Dans l’approche de Kötting, l’usage du changement d’échelle est primordial. Du pas ludique de Lek vers l’inconnu dans Cette sale terre au nom d’Eden inscrit sur l’immensité de Gallivant, en passant par les cosmologies intérieures de Mapping Perception ou les poses agrandies des micro-organismes numérisés de Kingdom Protista, les changements d’échelle, accompagnés d’une stratégie identique en matière de son, sont les composants essentiels de la vision. Le spectre de la conscience sensuelle qui reconnaît le mouvement continu entre macro et micro est perçu par Kötting comme étant simplement un état de fait. Il s’agit moins d’un choix esthétique (tout en l’étant quand même) que d’une réponse pertinente aux choses portées par la terre. Telle est la nature de son attention au monde.

Certaines oeuvres de Kötting se révèlent fatalement comme emblématiques de ses techniques et de son propos. Acumen, court métrage charnière en est un exemple parfait. Pierre précieuse à la noire symbolique sur la couronne de Kötting, ce film peut à la première vision apparaître en contradiction avec ses voisins, à la fois dans le ton et la structure narrative. Quoi qu’il en soit, dans sa codification des traits-clefs, Acumen, à la fois esthétique et stratifié comme Jaunt, propose un concentré essentiel des préoccupations de Kötting.

= = = = =

## Consigne:
Pouvez-vous recopier mot pour mot, dans le texte sur le cinéma de Kötting, tout ce qui va de « Certaines oeuvres de » jusqu'à « préoccupations de Kötting. » ?

Annotations des zones d'éléments
= = = = =

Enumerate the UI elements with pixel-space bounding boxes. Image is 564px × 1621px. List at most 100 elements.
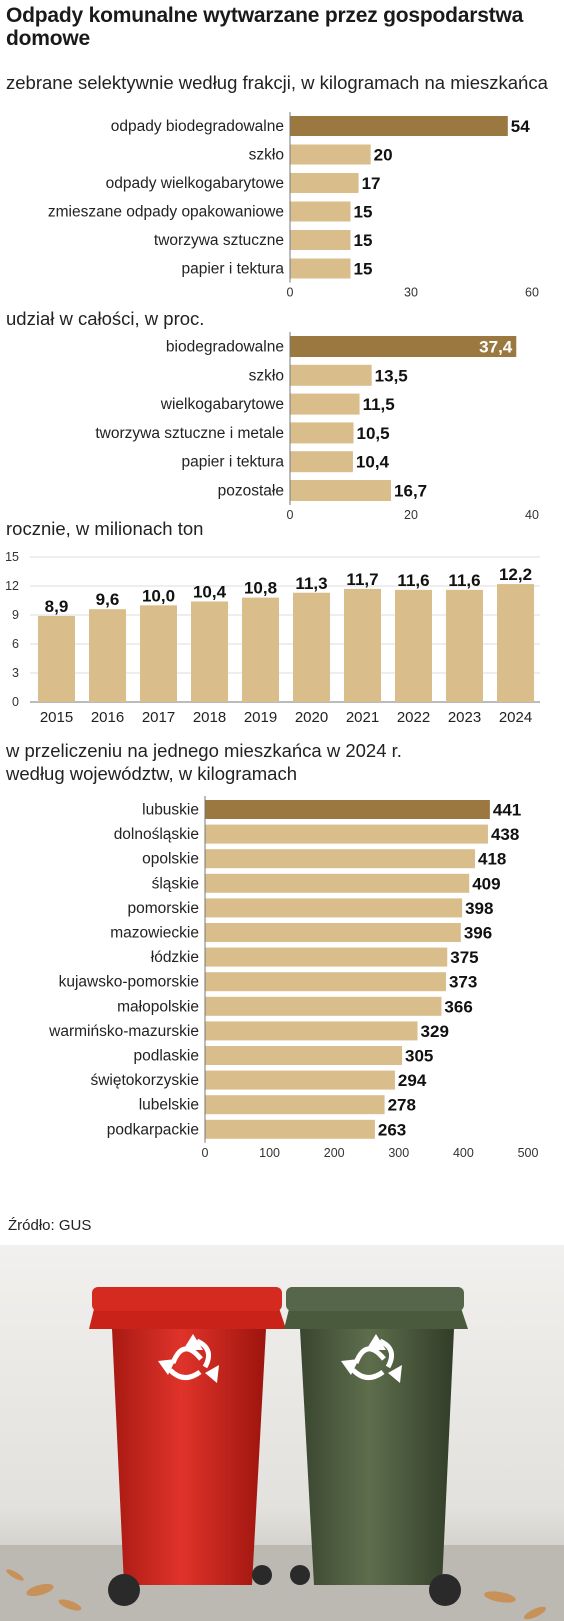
bar [191, 601, 228, 702]
tick-label: 400 [453, 1146, 474, 1160]
tick-label: 20 [404, 508, 418, 522]
bar [290, 336, 517, 357]
bar [290, 201, 351, 222]
green-bin [284, 1287, 468, 1606]
year-label: 2024 [499, 709, 532, 726]
leaves [6, 1569, 547, 1620]
chart3-title: rocznie, w milionach ton [6, 518, 204, 539]
bar [290, 480, 392, 501]
year-label: 2018 [193, 709, 226, 726]
bar [205, 923, 461, 942]
bar [344, 588, 381, 702]
value-label: 418 [478, 850, 506, 869]
tick-label: 0 [202, 1146, 209, 1160]
value-label: 54 [511, 117, 530, 136]
tick-label: 300 [388, 1146, 409, 1160]
value-label: 366 [444, 997, 472, 1016]
bar [205, 996, 442, 1016]
year-label: 2017 [142, 709, 175, 726]
bar [205, 898, 463, 918]
bar [290, 230, 351, 250]
bar [205, 873, 470, 893]
bar [290, 144, 371, 165]
tick-label: 40 [525, 508, 539, 522]
category-label: lubelskie [139, 1097, 199, 1114]
value-label: 16,7 [394, 482, 427, 501]
bar [290, 364, 372, 386]
bar [290, 451, 353, 473]
value-label: 15 [354, 203, 373, 222]
tick-label: 200 [324, 1146, 345, 1160]
category-label: mazowieckie [110, 925, 199, 942]
value-label: 396 [464, 924, 492, 943]
category-label: odpady wielkogabarytowe [106, 175, 284, 192]
year-label: 2016 [91, 709, 124, 726]
value-label: 11,5 [363, 395, 395, 414]
year-label: 2021 [346, 709, 379, 726]
value-label: 10,4 [193, 582, 227, 601]
value-label: 305 [405, 1047, 433, 1066]
value-label: 37,4 [479, 338, 513, 357]
bar [205, 824, 488, 844]
chart1-title: zebrane selektywnie według frakcji, w ki… [6, 72, 548, 93]
value-label: 375 [450, 948, 478, 967]
value-label: 373 [449, 973, 477, 992]
bar [290, 258, 351, 279]
value-label: 10,5 [357, 424, 390, 443]
bar [140, 605, 177, 702]
value-label: 11,7 [346, 570, 378, 589]
value-label: 15 [354, 260, 373, 279]
value-label: 8,9 [45, 597, 69, 616]
bar [242, 597, 279, 702]
category-label: wielkogabarytowe [160, 396, 284, 413]
category-label: małopolskie [117, 998, 199, 1015]
tick-label: 30 [404, 286, 418, 300]
category-label: papier i tektura [181, 261, 284, 278]
year-label: 2023 [448, 709, 481, 726]
tick-label: 0 [12, 695, 19, 709]
category-label: tworzywa sztuczne i metale [95, 425, 284, 442]
category-label: pomorskie [128, 900, 200, 917]
waste-bins-photo [0, 1245, 564, 1621]
source-note: Źródło: GUS [8, 1217, 92, 1234]
tick-label: 500 [518, 1146, 539, 1160]
value-label: 441 [493, 801, 521, 820]
bar [290, 116, 508, 136]
chart4-title-line1: w przeliczeniu na jednego mieszkańca w 2… [6, 740, 402, 761]
category-label: zmieszane odpady opakowaniowe [48, 204, 284, 221]
tick-label: 0 [287, 508, 294, 522]
category-label: odpady biodegradowalne [111, 118, 284, 135]
value-label: 20 [374, 146, 393, 165]
bar [290, 173, 359, 193]
value-label: 294 [398, 1071, 427, 1090]
bar [205, 1095, 385, 1115]
category-label: dolnośląskie [114, 826, 199, 843]
value-label: 13,5 [375, 366, 408, 385]
recycle-icon [158, 1334, 219, 1383]
category-label: kujawsko-pomorskie [59, 974, 199, 991]
value-label: 409 [472, 874, 500, 893]
chart-voivodeships-kg: lubuskie 441 dolnośląskie 438 opolskie 418 ślą… [48, 796, 539, 1160]
red-bin [89, 1287, 286, 1606]
category-label: warmińsko-mazurskie [48, 1023, 199, 1040]
tick-label: 60 [525, 286, 539, 300]
bar [290, 393, 360, 415]
tick-label: 100 [259, 1146, 280, 1160]
year-label: 2022 [397, 709, 430, 726]
tick-label: 3 [12, 666, 19, 680]
value-label: 10,4 [356, 453, 390, 472]
year-label: 2019 [244, 709, 277, 726]
category-label: szkło [249, 367, 284, 384]
value-label: 15 [354, 231, 373, 250]
tick-label: 12 [5, 579, 19, 593]
bar [89, 609, 126, 702]
bar [293, 592, 330, 702]
value-label: 438 [491, 825, 519, 844]
category-label: świętokorzyskie [90, 1072, 199, 1089]
bar [446, 589, 483, 702]
category-label: lubuskie [142, 802, 199, 819]
year-label: 2020 [295, 709, 328, 726]
category-label: biodegradowalne [166, 339, 284, 356]
category-label: podkarpackie [107, 1121, 199, 1138]
tick-label: 9 [12, 608, 19, 622]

= = = = =

## Réponse:
Certaines oeuvres de Kötting se révèlent fatalement comme emblématiques de ses techniques et de son propos. Acumen, court métrage charnière en est un exemple parfait. Pierre précieuse à la noire symbolique sur la couronne de Kötting, ce film peut à la première vision apparaître en contradiction avec ses voisins, à la fois dans le ton et la structure narrative. Quoi qu’il en soit, dans sa codification des traits-clefs, Acumen, à la fois esthétique et stratifié comme Jaunt, propose un concentré essentiel des préoccupations de Kötting.